> **Alıntı metin**
::::::
Emsal Mahkeme Kararı İstanbul Bölge Adliye Mahkemesi 17. Hukuk Dairesi 2021/1001 E. 2021/881 K. 08.07.2021 T.

Görüntülediğiniz mahkeme kararı kesinleşmiş bir karardır.

T.C.
İSTANBUL
BÖLGE ADLİYE MAHKEMESİ
17. HUKUK DAİRESİ
DOSYA NO: 2021/1001 Esas
KARAR NO: 2021/881
T Ü R K M İ L L E T İ A D I N A
İ S T İ N A F K A R A R I
İNCELENEN KARARIN
MAHKEMESİ: İSTANBUL 9. ASLİYE TİCARET MAHKEMESİ
ARA KARAR TARİHİ: 12/04/2021
NUMARASI: 2021/24 Esas
DAVANIN KONUSU: İtirazın İptali (Hizmet Sözleşmesinden Kaynaklanan)
KARAR TARİHİ: 08/07/2021
6100 Sayılı Hukuk Muhakemeleri Kanunu’nun 353. maddesi uyarınca dosya incelendi.
GEREĞİ DÜŞÜNÜLDÜ:
DAVA: Davacı vekili dava dilekçesinde özetle; müvekkili şirketin işletmesi altında bulunan Yavuz Sultan Selim Köprüsü ve Kuzey Marmara Çevre Otoyolu’nu kullanan davalının kullanım ücreti ödemediğini, davalı aleyhinde İstanbul … İcra Müdürlüğü … E. sayılı dosyası ile icra takibi başlatıldığını, davalının takibe haksız olarak itiraz ettiğini belirterek 23.720,05 TL geçiş ücreti, 93.689,80 TL ceza tutarı, 23.468,09 TL işlemiş faiz ve 4.224,26 TL KDV olmak üzere toplam 144.988,20 TL üzerinden itirazın iptali ile takibin devamına, %20 icra inkar tazminatının davalıdan tahsiline karar verilmesini talep ve dava etmiştir. Davacı vekili 08.04.2021 tarihli dilekçesi ile davalı üzerine kayıtlı menkul, gayrimenkul ve araçlar ile banka hesapları üzerine İİK m. 257 gereğince teminatsız olarak ihtiyati haciz konulmasını istemiştir.
::::::
> **Yapılacaklar**
**a)** Mahkeme kararına göre davacı vekili toplam hangi tutar üzerinden itirazın iptalini talep etmiştir?
**b)** Aşağıdaki ifadelerin mahkeme kararıyla uyuşup uyuşmadığını belirtin. Her biri için evet ya da hayır deyin ve karardaki belirleyici sözleri aynen alıntılayın.
(i) İncelenen karar İstanbul 9. Asliye Ticaret Mahkemesi'ne aittir.
(ii) Davacı vekili ihtiyati haczin teminatlı olarak konulmasını istemiştir.
(iii) Tahsili istenen icra inkar tazminatının oranı %20'dir.
Öğeler başka bir kaynaktan alınmıştır.

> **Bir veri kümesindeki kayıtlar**
::::::
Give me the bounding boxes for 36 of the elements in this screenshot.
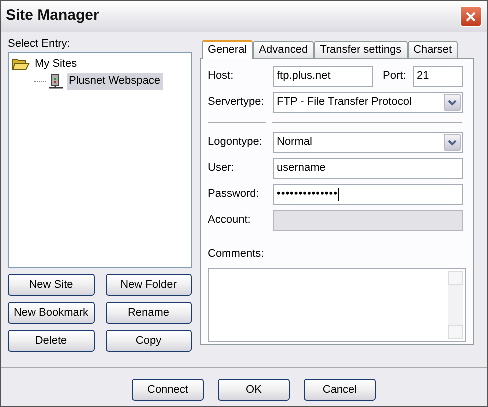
dialog-button[interactable]: Connect	[132, 379, 204, 401]
entry-button[interactable]: New Bookmark	[8, 302, 94, 324]
comments-field[interactable]	[208, 268, 466, 342]
tab[interactable]: Advanced	[253, 41, 314, 58]
field-label: Servertype:	[208, 95, 266, 110]
entry-button[interactable]: Rename	[106, 302, 192, 324]
field-label: Account:	[208, 213, 252, 228]
window-title: Site Manager	[6, 6, 100, 26]
tab[interactable]: Transfer settings	[314, 41, 408, 58]
tree-item[interactable]: My Sites	[33, 56, 80, 73]
field-label: Logontype:	[208, 135, 264, 150]
dialog-button[interactable]: Cancel	[304, 379, 376, 401]
port-field[interactable]: 21	[413, 66, 463, 87]
entry-button[interactable]: New Folder	[106, 274, 192, 296]
tab[interactable]: General	[202, 40, 254, 59]
server-icon	[48, 74, 64, 90]
scrollbar[interactable]	[448, 270, 463, 338]
section-label: Select Entry:	[8, 37, 72, 52]
close-button[interactable]	[460, 6, 482, 27]
field-label: Host:	[208, 69, 235, 84]
entry-button[interactable]: New Site	[8, 274, 94, 296]
user-field[interactable]: username	[273, 158, 463, 179]
logontype-dropdown[interactable]: Normal	[273, 132, 463, 153]
field-label: Password:	[208, 187, 260, 202]
field-label: Comments:	[208, 247, 266, 262]
servertype-dropdown[interactable]: FTP - File Transfer Protocol	[273, 92, 463, 113]
entry-button[interactable]: Copy	[106, 330, 192, 352]
entry-button[interactable]: Delete	[8, 330, 94, 352]
tab[interactable]: Charset	[408, 41, 458, 58]
close-icon	[466, 12, 476, 22]
tree-item[interactable]: Plusnet Webspace	[67, 73, 163, 90]
field-label: Port:	[383, 69, 408, 84]
host-field[interactable]: ftp.plus.net	[273, 66, 373, 87]
password-field[interactable]: ••••••••••••••	[273, 184, 463, 205]
dialog-button[interactable]: OK	[218, 379, 290, 401]
field-label: User:	[208, 161, 236, 176]
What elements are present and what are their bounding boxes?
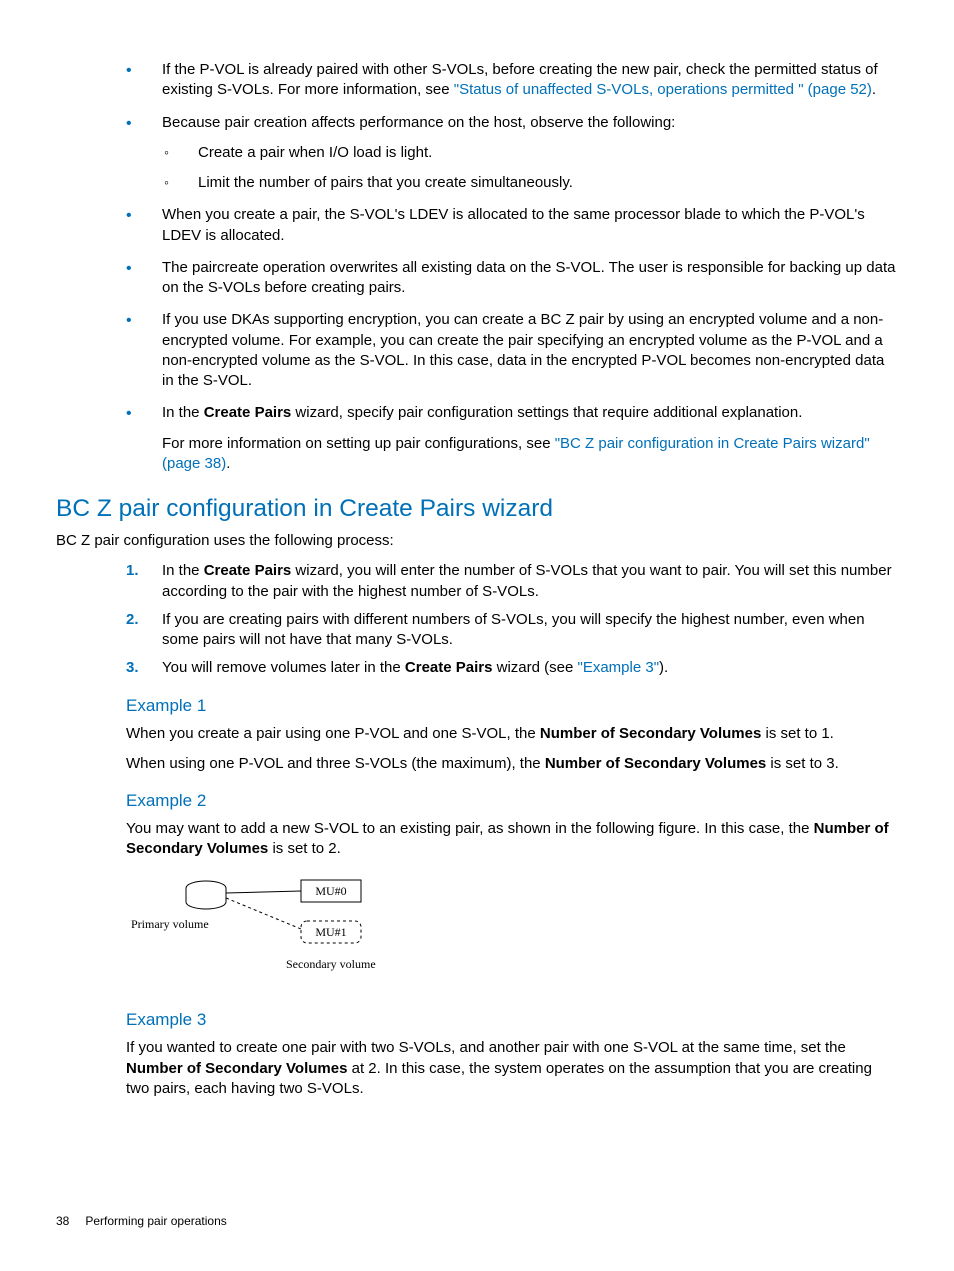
section-intro: BC Z pair configuration uses the followi… [56, 531, 898, 551]
text: Limit the number of pairs that you creat… [198, 174, 573, 191]
mu0-label: MU#0 [315, 884, 346, 898]
list-item: When you create a pair, the S-VOL's LDEV… [126, 205, 898, 246]
numbered-list: 1. In the Create Pairs wizard, you will … [126, 561, 898, 678]
text: wizard, specify pair configuration setti… [291, 404, 802, 421]
text: . [872, 81, 876, 98]
text: In the [162, 404, 204, 421]
paragraph: When using one P-VOL and three S-VOLs (t… [126, 754, 898, 774]
volume-diagram: MU#0 MU#1 Primary volume Secondary volum… [126, 873, 386, 993]
page-footer: 38 Performing pair operations [56, 1213, 227, 1229]
paragraph: If you wanted to create one pair with tw… [126, 1038, 898, 1099]
paragraph: For more information on setting up pair … [162, 434, 898, 475]
list-item: If you use DKAs supporting encryption, y… [126, 310, 898, 391]
text: When you create a pair, the S-VOL's LDEV… [162, 206, 865, 243]
example-heading: Example 1 [126, 695, 898, 718]
list-item: Create a pair when I/O load is light. [162, 143, 898, 163]
text: If you use DKAs supporting encryption, y… [162, 311, 884, 389]
step-number: 3. [126, 658, 139, 678]
text: For more information on setting up pair … [162, 435, 555, 452]
text: When you create a pair using one P-VOL a… [126, 725, 540, 742]
text: When using one P-VOL and three S-VOLs (t… [126, 755, 545, 772]
list-item: In the Create Pairs wizard, specify pair… [126, 403, 898, 474]
text: You will remove volumes later in the [162, 659, 405, 676]
bold-text: Number of Secondary Volumes [540, 725, 761, 742]
bold-text: Create Pairs [405, 659, 493, 676]
text: Create a pair when I/O load is light. [198, 144, 432, 161]
bold-text: Create Pairs [204, 404, 292, 421]
list-item: 1. In the Create Pairs wizard, you will … [126, 561, 898, 602]
list-item: If the P-VOL is already paired with othe… [126, 60, 898, 101]
text: . [226, 455, 230, 472]
top-bullet-list: If the P-VOL is already paired with othe… [126, 60, 898, 474]
text: If you wanted to create one pair with tw… [126, 1039, 846, 1056]
link-example-3[interactable]: "Example 3" [578, 659, 660, 676]
primary-label: Primary volume [131, 917, 209, 931]
secondary-label: Secondary volume [286, 957, 376, 971]
paragraph: You may want to add a new S-VOL to an ex… [126, 819, 898, 860]
text: If you are creating pairs with different… [162, 611, 865, 648]
text: Because pair creation affects performanc… [162, 114, 675, 131]
step-number: 1. [126, 561, 139, 581]
page-number: 38 [56, 1214, 69, 1228]
text: wizard (see [492, 659, 577, 676]
paragraph: When you create a pair using one P-VOL a… [126, 724, 898, 744]
step-number: 2. [126, 610, 139, 630]
footer-title: Performing pair operations [85, 1214, 226, 1228]
page: If the P-VOL is already paired with othe… [0, 0, 954, 1271]
example-2: Example 2 You may want to add a new S-VO… [126, 790, 898, 859]
sub-list: Create a pair when I/O load is light. Li… [162, 143, 898, 194]
example-3: Example 3 If you wanted to create one pa… [126, 1009, 898, 1099]
bold-text: Create Pairs [204, 562, 292, 579]
diagram-svg: MU#0 MU#1 Primary volume Secondary volum… [126, 873, 386, 993]
list-item: Because pair creation affects performanc… [126, 113, 898, 194]
text: ). [659, 659, 668, 676]
text: You may want to add a new S-VOL to an ex… [126, 820, 814, 837]
bold-text: Number of Secondary Volumes [545, 755, 766, 772]
text: is set to 3. [766, 755, 839, 772]
list-item: The paircreate operation overwrites all … [126, 258, 898, 299]
link-status-unaffected[interactable]: "Status of unaffected S-VOLs, operations… [454, 81, 872, 98]
example-heading: Example 3 [126, 1009, 898, 1032]
example-1: Example 1 When you create a pair using o… [126, 695, 898, 774]
text: is set to 1. [761, 725, 834, 742]
bold-text: Number of Secondary Volumes [126, 1060, 347, 1077]
text: In the [162, 562, 204, 579]
list-item: Limit the number of pairs that you creat… [162, 173, 898, 193]
text: is set to 2. [268, 840, 341, 857]
text: The paircreate operation overwrites all … [162, 259, 895, 296]
list-item: 3. You will remove volumes later in the … [126, 658, 898, 678]
list-item: 2. If you are creating pairs with differ… [126, 610, 898, 651]
section-heading: BC Z pair configuration in Create Pairs … [56, 492, 898, 525]
example-heading: Example 2 [126, 790, 898, 813]
mu1-label: MU#1 [315, 925, 346, 939]
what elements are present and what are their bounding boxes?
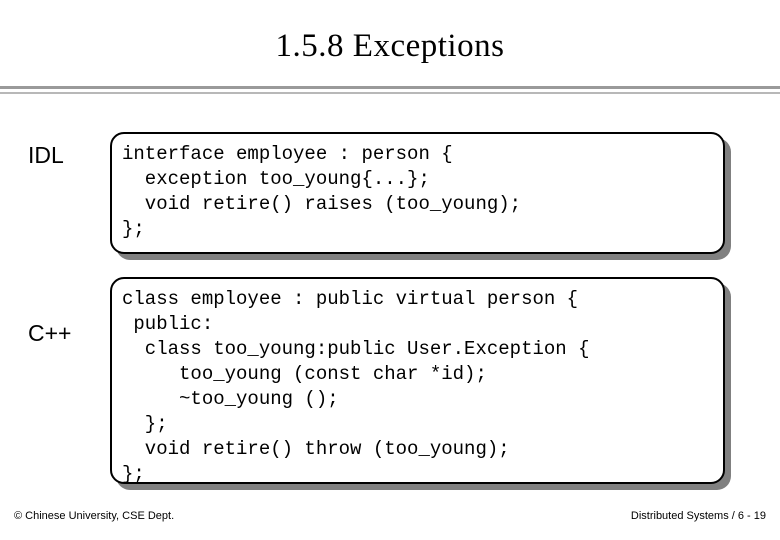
::::::
> **Çözümlü cevaplar**
**a)** Toplam 144.988,20 TL üzerinden.

**b)**
(i) Evet: "MAHKEMESİ: İSTANBUL 9. ASLİYE TİCARET MAHKEMESİ"
(ii) Hayır: "teminatsız olarak ihtiyati haciz konulmasını istemiştir"
(iii) Evet: "%20 icra inkar tazminatının davalıdan tahsiline"